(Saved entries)
□ □ □ □ □
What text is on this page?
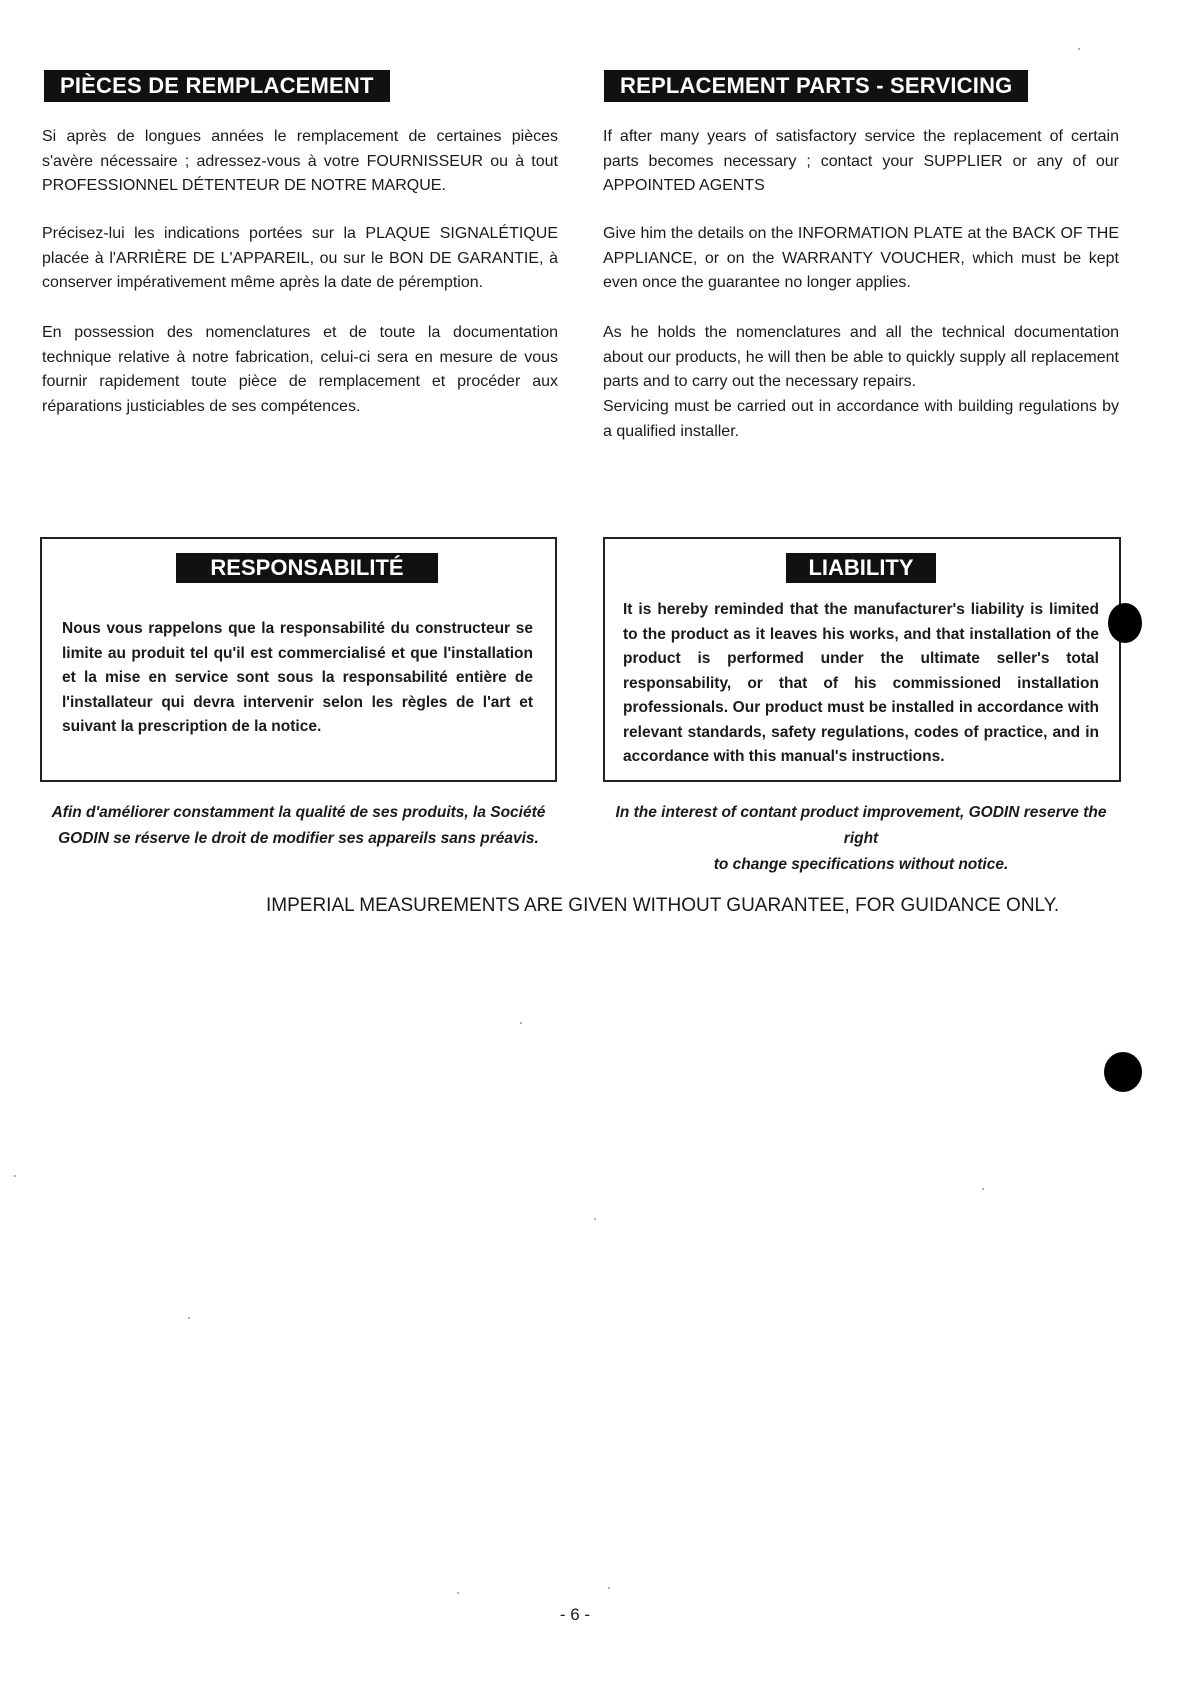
PIÈCES DE REMPLACEMENT
Si après de longues années le remplacement de certaines pièces s'avère nécessaire ; adressez-vous à votre FOURNISSEUR ou à tout PROFESSIONNEL DÉTENTEUR DE NOTRE MARQUE.
Précisez-lui les indications portées sur la PLAQUE SIGNALÉTIQUE placée à l'ARRIÈRE DE L'APPAREIL, ou sur le BON DE GARANTIE, à conserver impérativement même après la date de péremption.
En possession des nomenclatures et de toute la documentation technique relative à notre fabrication, celui-ci sera en mesure de vous fournir rapidement toute pièce de remplacement et procéder aux réparations justiciables de ses compétences.
REPLACEMENT PARTS - SERVICING
If after many years of satisfactory service the replacement of certain parts becomes necessary ; contact your SUPPLIER or any of our APPOINTED AGENTS
Give him the details on the INFORMATION PLATE at the BACK OF THE APPLIANCE, or on the WARRANTY VOUCHER, which must be kept even once the guarantee no longer applies.
As he holds the nomenclatures and all the technical documentation about our products, he will then be able to quickly supply all replacement parts and to carry out the necessary repairs.
Servicing must be carried out in accordance with building regulations by a qualified installer.
RESPONSABILITÉ
Nous vous rappelons que la responsabilité du constructeur se limite au produit tel qu'il est commercialisé et que l'installation et la mise en service sont sous la responsabilité entière de l'installateur qui devra intervenir selon les règles de l'art et suivant la prescription de la notice.
LIABILITY
It is hereby reminded that the manufacturer's liability is limited to the product as it leaves his works, and that installation of the product is performed under the ultimate seller's total responsability, or that of his commissioned installation professionals. Our product must be installed in accordance with relevant standards, safety regulations, codes of practice, and in accordance with this manual's instructions.
Afin d'améliorer constamment la qualité de ses produits, la Société
GODIN se réserve le droit de modifier ses appareils sans préavis.
In the interest of contant product improvement, GODIN reserve the right
to change specifications without notice.
IMPERIAL MEASUREMENTS ARE GIVEN WITHOUT GUARANTEE, FOR GUIDANCE ONLY.
- 6 -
□ □ □ □ □
Problem description> Reproduce each entry verbatim, excluding any embedded images.

Finished task>
What text is on this page?
PIÈCES DE REMPLACEMENT
Si après de longues années le remplacement de certaines pièces s'avère nécessaire ; adressez-vous à votre FOURNISSEUR ou à tout PROFESSIONNEL DÉTENTEUR DE NOTRE MARQUE.
Précisez-lui les indications portées sur la PLAQUE SIGNALÉTIQUE placée à l'ARRIÈRE DE L'APPAREIL, ou sur le BON DE GARANTIE, à conserver impérativement même après la date de péremption.
En possession des nomenclatures et de toute la documentation technique relative à notre fabrication, celui-ci sera en mesure de vous fournir rapidement toute pièce de remplacement et procéder aux réparations justiciables de ses compétences.
REPLACEMENT PARTS - SERVICING
If after many years of satisfactory service the replacement of certain parts becomes necessary ; contact your SUPPLIER or any of our APPOINTED AGENTS
Give him the details on the INFORMATION PLATE at the BACK OF THE APPLIANCE, or on the WARRANTY VOUCHER, which must be kept even once the guarantee no longer applies.
As he holds the nomenclatures and all the technical documentation about our products, he will then be able to quickly supply all replacement parts and to carry out the necessary repairs.
Servicing must be carried out in accordance with building regulations by a qualified installer.
RESPONSABILITÉ
Nous vous rappelons que la responsabilité du constructeur se limite au produit tel qu'il est commercialisé et que l'installation et la mise en service sont sous la responsabilité entière de l'installateur qui devra intervenir selon les règles de l'art et suivant la prescription de la notice.
LIABILITY
It is hereby reminded that the manufacturer's liability is limited to the product as it leaves his works, and that installation of the product is performed under the ultimate seller's total responsability, or that of his commissioned installation professionals. Our product must be installed in accordance with relevant standards, safety regulations, codes of practice, and in accordance with this manual's instructions.
Afin d'améliorer constamment la qualité de ses produits, la Société
GODIN se réserve le droit de modifier ses appareils sans préavis.
In the interest of contant product improvement, GODIN reserve the right
to change specifications without notice.
IMPERIAL MEASUREMENTS ARE GIVEN WITHOUT GUARANTEE, FOR GUIDANCE ONLY.
- 6 -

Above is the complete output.